What to do | Comb through the entries for "maturalnego" and pull out each line that holds it.

Supplied material |
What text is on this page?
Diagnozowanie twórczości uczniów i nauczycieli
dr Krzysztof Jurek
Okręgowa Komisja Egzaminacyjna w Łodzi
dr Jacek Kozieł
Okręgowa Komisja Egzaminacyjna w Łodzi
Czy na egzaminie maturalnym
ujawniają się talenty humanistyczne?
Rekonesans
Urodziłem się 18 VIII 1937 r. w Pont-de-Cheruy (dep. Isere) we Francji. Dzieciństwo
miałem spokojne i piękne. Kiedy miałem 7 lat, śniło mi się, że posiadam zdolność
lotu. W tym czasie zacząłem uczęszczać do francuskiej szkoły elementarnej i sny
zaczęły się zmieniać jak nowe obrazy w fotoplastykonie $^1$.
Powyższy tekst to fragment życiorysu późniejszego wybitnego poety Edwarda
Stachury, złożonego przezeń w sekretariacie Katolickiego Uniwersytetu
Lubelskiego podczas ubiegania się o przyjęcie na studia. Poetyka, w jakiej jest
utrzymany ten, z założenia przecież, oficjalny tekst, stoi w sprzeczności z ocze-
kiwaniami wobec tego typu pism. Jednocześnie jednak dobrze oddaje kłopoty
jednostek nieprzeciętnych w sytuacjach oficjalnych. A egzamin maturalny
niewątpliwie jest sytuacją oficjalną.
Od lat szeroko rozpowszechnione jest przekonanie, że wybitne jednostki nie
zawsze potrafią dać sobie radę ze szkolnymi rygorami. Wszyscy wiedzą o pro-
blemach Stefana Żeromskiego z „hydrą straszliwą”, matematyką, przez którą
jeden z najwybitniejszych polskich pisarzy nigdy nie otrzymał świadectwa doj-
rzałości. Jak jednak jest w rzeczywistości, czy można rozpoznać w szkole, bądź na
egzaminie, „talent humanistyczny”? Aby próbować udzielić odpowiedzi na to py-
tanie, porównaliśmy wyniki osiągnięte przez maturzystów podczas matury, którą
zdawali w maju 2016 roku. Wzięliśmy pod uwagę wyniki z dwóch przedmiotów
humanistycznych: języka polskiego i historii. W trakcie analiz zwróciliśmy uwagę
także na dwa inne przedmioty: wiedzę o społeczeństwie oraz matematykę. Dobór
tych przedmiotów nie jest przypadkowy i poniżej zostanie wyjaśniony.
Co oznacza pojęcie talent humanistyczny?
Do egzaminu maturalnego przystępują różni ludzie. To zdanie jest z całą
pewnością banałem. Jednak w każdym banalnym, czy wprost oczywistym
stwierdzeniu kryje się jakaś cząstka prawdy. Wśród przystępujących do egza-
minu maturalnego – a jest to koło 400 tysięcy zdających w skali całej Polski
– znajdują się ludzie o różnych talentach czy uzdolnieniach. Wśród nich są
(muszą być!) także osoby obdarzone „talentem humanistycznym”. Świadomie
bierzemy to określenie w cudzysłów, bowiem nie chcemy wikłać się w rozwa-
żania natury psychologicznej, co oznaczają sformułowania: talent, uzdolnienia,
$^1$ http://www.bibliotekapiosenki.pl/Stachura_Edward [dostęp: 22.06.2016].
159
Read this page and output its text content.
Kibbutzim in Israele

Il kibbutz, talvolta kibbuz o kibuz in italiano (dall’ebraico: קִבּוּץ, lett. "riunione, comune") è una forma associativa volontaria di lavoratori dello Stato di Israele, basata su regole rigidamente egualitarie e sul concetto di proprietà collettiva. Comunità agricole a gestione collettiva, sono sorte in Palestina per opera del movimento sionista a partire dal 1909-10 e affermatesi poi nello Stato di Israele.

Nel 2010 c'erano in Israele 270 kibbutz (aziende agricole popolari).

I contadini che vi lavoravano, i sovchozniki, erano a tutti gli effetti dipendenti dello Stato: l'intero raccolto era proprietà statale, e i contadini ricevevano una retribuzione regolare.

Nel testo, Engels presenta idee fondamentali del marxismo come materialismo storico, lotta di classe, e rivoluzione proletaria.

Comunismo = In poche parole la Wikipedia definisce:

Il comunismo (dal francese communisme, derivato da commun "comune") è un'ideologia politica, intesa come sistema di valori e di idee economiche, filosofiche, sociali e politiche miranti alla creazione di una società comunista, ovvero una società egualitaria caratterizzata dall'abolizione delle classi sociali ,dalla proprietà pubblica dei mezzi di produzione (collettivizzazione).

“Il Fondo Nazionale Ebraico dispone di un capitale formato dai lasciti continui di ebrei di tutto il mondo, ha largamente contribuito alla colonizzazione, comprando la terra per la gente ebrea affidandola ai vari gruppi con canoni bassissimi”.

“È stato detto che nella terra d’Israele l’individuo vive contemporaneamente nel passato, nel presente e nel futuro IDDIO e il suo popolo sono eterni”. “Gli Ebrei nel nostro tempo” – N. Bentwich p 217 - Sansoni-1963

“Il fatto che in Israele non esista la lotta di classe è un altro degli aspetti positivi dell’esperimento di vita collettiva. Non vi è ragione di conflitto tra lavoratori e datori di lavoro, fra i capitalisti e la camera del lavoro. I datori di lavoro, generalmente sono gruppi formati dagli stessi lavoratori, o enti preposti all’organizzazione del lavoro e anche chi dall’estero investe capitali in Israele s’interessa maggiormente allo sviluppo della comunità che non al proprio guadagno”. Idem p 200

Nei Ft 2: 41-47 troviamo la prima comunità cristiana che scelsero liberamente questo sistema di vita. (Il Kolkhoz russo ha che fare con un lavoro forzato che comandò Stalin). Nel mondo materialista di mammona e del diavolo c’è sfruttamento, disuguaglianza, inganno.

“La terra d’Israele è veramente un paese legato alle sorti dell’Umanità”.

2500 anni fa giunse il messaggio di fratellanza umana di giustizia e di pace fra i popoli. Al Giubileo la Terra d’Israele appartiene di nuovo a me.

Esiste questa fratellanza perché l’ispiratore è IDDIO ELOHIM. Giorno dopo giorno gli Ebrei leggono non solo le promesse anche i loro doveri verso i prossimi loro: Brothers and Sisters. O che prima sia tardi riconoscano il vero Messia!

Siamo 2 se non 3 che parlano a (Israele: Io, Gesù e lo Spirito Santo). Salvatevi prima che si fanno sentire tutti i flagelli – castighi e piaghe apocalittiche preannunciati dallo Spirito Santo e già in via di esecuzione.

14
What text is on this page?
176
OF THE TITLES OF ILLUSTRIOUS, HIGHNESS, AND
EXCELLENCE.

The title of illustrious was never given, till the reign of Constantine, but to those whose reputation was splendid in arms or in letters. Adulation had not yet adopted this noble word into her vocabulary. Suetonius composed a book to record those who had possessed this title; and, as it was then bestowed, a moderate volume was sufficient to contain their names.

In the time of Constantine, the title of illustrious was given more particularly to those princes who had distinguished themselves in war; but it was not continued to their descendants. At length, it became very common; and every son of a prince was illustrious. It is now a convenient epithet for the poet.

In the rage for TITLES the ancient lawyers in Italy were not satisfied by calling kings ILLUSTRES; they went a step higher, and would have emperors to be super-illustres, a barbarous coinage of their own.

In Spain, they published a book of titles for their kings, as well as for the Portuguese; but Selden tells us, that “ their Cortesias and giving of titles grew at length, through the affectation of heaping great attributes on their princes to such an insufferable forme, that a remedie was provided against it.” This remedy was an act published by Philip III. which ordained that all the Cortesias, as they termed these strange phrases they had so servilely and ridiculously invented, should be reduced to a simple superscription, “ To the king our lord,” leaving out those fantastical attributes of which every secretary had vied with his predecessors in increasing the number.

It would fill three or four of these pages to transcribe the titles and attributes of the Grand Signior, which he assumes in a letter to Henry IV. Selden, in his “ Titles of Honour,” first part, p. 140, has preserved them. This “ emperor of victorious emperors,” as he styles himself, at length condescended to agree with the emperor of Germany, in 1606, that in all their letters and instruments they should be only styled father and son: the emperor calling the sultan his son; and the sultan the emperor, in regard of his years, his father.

Response for this exercise |
Do egzaminu maturalnego przystępują różni ludzie. To zdanie jest z całą
minu maturalnego – a jest to koło 400 tysięcy zdających w skali całej Polski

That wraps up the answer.